• **Aim**
Print all of the data exactly.

• **Records for processing**
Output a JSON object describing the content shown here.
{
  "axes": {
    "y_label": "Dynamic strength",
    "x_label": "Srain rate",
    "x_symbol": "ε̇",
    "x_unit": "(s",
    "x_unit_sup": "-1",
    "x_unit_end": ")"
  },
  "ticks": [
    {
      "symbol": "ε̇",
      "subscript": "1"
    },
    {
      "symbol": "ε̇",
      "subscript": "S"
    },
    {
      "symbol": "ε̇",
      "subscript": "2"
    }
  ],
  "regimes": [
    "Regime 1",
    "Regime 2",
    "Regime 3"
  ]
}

• **Final result**
Output a JSON object describing the content shown here.
{
  "axes": {
    "y_label": "Dynamic strength",
    "x_label": "Srain rate",
    "x_symbol": "ε̇",
    "x_unit": "(s",
    "x_unit_sup": "-1",
    "x_unit_end": ")"
  },
  "ticks": [
    {
      "symbol": "ε̇",
      "subscript": "1"
    },
    {
      "symbol": "ε̇",
      "subscript": "S"
    },
    {
      "symbol": "ε̇",
      "subscript": "2"
    }
  ],
  "regimes": [
    "Regime 1",
    "Regime 2",
    "Regime 3"
  ]
}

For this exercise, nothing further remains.